Copy out all of the material exactly as presented.

###

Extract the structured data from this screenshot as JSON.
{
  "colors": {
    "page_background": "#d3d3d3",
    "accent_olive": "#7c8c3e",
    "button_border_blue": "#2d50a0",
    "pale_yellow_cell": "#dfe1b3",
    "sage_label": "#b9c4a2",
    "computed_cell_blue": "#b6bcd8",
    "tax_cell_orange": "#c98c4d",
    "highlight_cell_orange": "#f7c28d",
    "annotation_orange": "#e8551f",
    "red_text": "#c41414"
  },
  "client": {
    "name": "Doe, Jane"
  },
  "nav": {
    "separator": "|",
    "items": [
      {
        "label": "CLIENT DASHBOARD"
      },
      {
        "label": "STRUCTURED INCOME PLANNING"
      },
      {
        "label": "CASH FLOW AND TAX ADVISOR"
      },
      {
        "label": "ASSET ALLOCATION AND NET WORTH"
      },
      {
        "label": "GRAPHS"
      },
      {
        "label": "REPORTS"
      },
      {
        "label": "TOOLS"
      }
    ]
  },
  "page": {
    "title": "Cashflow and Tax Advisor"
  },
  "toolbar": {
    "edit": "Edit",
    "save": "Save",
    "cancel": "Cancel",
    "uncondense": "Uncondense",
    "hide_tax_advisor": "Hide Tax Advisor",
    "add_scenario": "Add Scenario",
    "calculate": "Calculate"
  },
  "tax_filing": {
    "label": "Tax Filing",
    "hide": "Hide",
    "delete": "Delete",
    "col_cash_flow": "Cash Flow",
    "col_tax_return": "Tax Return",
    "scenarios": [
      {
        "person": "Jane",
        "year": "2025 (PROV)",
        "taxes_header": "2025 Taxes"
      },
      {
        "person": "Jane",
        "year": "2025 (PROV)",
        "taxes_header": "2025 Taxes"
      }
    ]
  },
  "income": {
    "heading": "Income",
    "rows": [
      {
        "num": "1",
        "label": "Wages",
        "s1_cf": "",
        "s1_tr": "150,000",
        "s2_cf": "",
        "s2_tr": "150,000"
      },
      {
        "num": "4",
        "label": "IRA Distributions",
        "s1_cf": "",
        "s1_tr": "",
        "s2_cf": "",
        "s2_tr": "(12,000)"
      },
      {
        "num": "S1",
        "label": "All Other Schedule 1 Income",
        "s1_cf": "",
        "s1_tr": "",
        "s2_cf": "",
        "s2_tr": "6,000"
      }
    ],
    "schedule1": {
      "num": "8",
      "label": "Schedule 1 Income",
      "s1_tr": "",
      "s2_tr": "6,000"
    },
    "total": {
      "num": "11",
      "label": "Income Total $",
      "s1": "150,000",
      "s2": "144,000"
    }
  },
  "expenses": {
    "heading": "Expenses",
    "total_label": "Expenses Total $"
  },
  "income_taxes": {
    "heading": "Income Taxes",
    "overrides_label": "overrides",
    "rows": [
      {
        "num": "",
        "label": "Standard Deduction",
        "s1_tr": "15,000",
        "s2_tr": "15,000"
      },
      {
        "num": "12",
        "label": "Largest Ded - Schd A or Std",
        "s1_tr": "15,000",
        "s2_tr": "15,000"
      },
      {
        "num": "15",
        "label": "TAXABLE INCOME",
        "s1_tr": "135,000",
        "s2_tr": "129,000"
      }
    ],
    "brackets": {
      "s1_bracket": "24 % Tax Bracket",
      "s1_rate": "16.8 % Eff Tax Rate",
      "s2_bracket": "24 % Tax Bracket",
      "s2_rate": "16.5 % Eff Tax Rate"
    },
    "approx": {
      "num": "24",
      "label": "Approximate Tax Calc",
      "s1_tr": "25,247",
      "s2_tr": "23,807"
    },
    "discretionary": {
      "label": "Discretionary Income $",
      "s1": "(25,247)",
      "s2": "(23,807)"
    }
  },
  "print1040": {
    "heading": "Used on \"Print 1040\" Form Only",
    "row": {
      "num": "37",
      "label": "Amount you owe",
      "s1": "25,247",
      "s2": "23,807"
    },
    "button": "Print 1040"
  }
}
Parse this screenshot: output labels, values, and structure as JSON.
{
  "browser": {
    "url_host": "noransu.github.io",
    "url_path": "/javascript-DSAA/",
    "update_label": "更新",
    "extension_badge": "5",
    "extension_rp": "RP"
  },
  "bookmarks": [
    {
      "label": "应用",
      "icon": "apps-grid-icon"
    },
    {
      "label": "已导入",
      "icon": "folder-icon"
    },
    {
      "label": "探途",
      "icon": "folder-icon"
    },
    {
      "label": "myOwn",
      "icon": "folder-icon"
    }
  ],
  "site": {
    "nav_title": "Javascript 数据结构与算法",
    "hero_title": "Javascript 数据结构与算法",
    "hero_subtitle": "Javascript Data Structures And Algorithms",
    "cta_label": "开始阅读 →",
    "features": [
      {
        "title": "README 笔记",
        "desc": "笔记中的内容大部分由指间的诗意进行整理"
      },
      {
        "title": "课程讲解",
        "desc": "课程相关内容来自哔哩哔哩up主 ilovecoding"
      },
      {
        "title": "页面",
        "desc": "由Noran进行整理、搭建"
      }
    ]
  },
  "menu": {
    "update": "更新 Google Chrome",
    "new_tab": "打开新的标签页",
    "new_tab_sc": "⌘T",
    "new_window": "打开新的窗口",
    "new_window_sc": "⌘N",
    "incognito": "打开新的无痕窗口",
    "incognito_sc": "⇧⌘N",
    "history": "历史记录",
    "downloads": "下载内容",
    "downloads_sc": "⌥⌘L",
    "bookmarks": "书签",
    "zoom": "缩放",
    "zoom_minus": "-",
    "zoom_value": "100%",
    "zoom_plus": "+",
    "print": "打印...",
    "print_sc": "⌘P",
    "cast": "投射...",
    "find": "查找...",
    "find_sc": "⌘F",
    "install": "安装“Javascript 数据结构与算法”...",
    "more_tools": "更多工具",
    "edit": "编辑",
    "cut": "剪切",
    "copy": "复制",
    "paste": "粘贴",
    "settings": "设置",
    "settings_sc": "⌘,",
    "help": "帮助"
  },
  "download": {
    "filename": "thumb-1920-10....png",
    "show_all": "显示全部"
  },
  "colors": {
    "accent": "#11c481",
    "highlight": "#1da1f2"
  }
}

###

# ANSWER TO THE PROBLEM
Extract the structured data from this screenshot as JSON.
{
  "colors": {
    "page_background": "#d3d3d3",
    "accent_olive": "#7c8c3e",
    "button_border_blue": "#2d50a0",
    "pale_yellow_cell": "#dfe1b3",
    "sage_label": "#b9c4a2",
    "computed_cell_blue": "#b6bcd8",
    "tax_cell_orange": "#c98c4d",
    "highlight_cell_orange": "#f7c28d",
    "annotation_orange": "#e8551f",
    "red_text": "#c41414"
  },
  "client": {
    "name": "Doe, Jane"
  },
  "nav": {
    "separator": "|",
    "items": [
      {
        "label": "CLIENT DASHBOARD"
      },
      {
        "label": "STRUCTURED INCOME PLANNING"
      },
      {
        "label": "CASH FLOW AND TAX ADVISOR"
      },
      {
        "label": "ASSET ALLOCATION AND NET WORTH"
      },
      {
        "label": "GRAPHS"
      },
      {
        "label": "REPORTS"
      },
      {
        "label": "TOOLS"
      }
    ]
  },
  "page": {
    "title": "Cashflow and Tax Advisor"
  },
  "toolbar": {
    "edit": "Edit",
    "save": "Save",
    "cancel": "Cancel",
    "uncondense": "Uncondense",
    "hide_tax_advisor": "Hide Tax Advisor",
    "add_scenario": "Add Scenario",
    "calculate": "Calculate"
  },
  "tax_filing": {
    "label": "Tax Filing",
    "hide": "Hide",
    "delete": "Delete",
    "col_cash_flow": "Cash Flow",
    "col_tax_return": "Tax Return",
    "scenarios": [
      {
        "person": "Jane",
        "year": "2025 (PROV)",
        "taxes_header": "2025 Taxes"
      },
      {
        "person": "Jane",
        "year": "2025 (PROV)",
        "taxes_header": "2025 Taxes"
      }
    ]
  },
  "income": {
    "heading": "Income",
    "rows": [
      {
        "num": "1",
        "label": "Wages",
        "s1_cf": "",
        "s1_tr": "150,000",
        "s2_cf": "",
        "s2_tr": "150,000"
      },
      {
        "num": "4",
        "label": "IRA Distributions",
        "s1_cf": "",
        "s1_tr": "",
        "s2_cf": "",
        "s2_tr": "(12,000)"
      },
      {
        "num": "S1",
        "label": "All Other Schedule 1 Income",
        "s1_cf": "",
        "s1_tr": "",
        "s2_cf": "",
        "s2_tr": "6,000"
      }
    ],
    "schedule1": {
      "num": "8",
      "label": "Schedule 1 Income",
      "s1_tr": "",
      "s2_tr": "6,000"
    },
    "total": {
      "num": "11",
      "label": "Income Total $",
      "s1": "150,000",
      "s2": "144,000"
    }
  },
  "expenses": {
    "heading": "Expenses",
    "total_label": "Expenses Total $"
  },
  "income_taxes": {
    "heading": "Income Taxes",
    "overrides_label": "overrides",
    "rows": [
      {
        "num": "",
        "label": "Standard Deduction",
        "s1_tr": "15,000",
        "s2_tr": "15,000"
      },
      {
        "num": "12",
        "label": "Largest Ded - Schd A or Std",
        "s1_tr": "15,000",
        "s2_tr": "15,000"
      },
      {
        "num": "15",
        "label": "TAXABLE INCOME",
        "s1_tr": "135,000",
        "s2_tr": "129,000"
      }
    ],
    "brackets": {
      "s1_bracket": "24 % Tax Bracket",
      "s1_rate": "16.8 % Eff Tax Rate",
      "s2_bracket": "24 % Tax Bracket",
      "s2_rate": "16.5 % Eff Tax Rate"
    },
    "approx": {
      "num": "24",
      "label": "Approximate Tax Calc",
      "s1_tr": "25,247",
      "s2_tr": "23,807"
    },
    "discretionary": {
      "label": "Discretionary Income $",
      "s1": "(25,247)",
      "s2": "(23,807)"
    }
  },
  "print1040": {
    "heading": "Used on \"Print 1040\" Form Only",
    "row": {
      "num": "37",
      "label": "Amount you owe",
      "s1": "25,247",
      "s2": "23,807"
    },
    "button": "Print 1040"
  }
}
Parse this screenshot: output labels, values, and structure as JSON.
{
  "browser": {
    "url_host": "noransu.github.io",
    "url_path": "/javascript-DSAA/",
    "update_label": "更新",
    "extension_badge": "5",
    "extension_rp": "RP"
  },
  "bookmarks": [
    {
      "label": "应用",
      "icon": "apps-grid-icon"
    },
    {
      "label": "已导入",
      "icon": "folder-icon"
    },
    {
      "label": "探途",
      "icon": "folder-icon"
    },
    {
      "label": "myOwn",
      "icon": "folder-icon"
    }
  ],
  "site": {
    "nav_title": "Javascript 数据结构与算法",
    "hero_title": "Javascript 数据结构与算法",
    "hero_subtitle": "Javascript Data Structures And Algorithms",
    "cta_label": "开始阅读 →",
    "features": [
      {
        "title": "README 笔记",
        "desc": "笔记中的内容大部分由指间的诗意进行整理"
      },
      {
        "title": "课程讲解",
        "desc": "课程相关内容来自哔哩哔哩up主 ilovecoding"
      },
      {
        "title": "页面",
        "desc": "由Noran进行整理、搭建"
      }
    ]
  },
  "menu": {
    "update": "更新 Google Chrome",
    "new_tab": "打开新的标签页",
    "new_tab_sc": "⌘T",
    "new_window": "打开新的窗口",
    "new_window_sc": "⌘N",
    "incognito": "打开新的无痕窗口",
    "incognito_sc": "⇧⌘N",
    "history": "历史记录",
    "downloads": "下载内容",
    "downloads_sc": "⌥⌘L",
    "bookmarks": "书签",
    "zoom": "缩放",
    "zoom_minus": "-",
    "zoom_value": "100%",
    "zoom_plus": "+",
    "print": "打印...",
    "print_sc": "⌘P",
    "cast": "投射...",
    "find": "查找...",
    "find_sc": "⌘F",
    "install": "安装“Javascript 数据结构与算法”...",
    "more_tools": "更多工具",
    "edit": "编辑",
    "cut": "剪切",
    "copy": "复制",
    "paste": "粘贴",
    "settings": "设置",
    "settings_sc": "⌘,",
    "help": "帮助"
  },
  "download": {
    "filename": "thumb-1920-10....png",
    "show_all": "显示全部"
  },
  "colors": {
    "accent": "#11c481",
    "highlight": "#1da1f2"
  }
}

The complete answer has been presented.